## THE PROBLEM
In the entries below, count every line containing "Cagliari". Reply with the number alone.

--- Start of INFORMATION SHOWN ---

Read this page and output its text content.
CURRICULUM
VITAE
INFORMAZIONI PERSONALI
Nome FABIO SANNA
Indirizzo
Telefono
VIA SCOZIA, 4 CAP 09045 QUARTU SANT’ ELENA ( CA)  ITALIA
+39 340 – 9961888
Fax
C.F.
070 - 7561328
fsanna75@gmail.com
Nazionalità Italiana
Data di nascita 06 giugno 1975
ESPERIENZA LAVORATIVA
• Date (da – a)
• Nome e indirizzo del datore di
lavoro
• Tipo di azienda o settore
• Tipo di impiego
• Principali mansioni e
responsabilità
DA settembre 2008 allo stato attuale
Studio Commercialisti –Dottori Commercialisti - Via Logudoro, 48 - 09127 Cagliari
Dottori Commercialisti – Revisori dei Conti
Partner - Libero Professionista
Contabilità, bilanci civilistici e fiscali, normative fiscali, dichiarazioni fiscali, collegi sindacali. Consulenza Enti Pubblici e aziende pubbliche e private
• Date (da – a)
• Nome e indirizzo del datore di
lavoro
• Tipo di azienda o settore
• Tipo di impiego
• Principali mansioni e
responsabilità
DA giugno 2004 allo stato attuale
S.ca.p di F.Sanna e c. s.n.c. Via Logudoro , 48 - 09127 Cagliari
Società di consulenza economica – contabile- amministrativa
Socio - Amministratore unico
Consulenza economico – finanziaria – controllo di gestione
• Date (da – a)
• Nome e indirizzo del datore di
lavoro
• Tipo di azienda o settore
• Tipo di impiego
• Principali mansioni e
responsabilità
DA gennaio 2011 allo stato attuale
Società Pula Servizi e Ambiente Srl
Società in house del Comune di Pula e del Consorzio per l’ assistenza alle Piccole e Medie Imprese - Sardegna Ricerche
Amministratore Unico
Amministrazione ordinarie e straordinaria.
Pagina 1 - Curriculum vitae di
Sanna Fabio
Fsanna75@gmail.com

--- End of INFORMATION SHOWN ---

## RESULT
2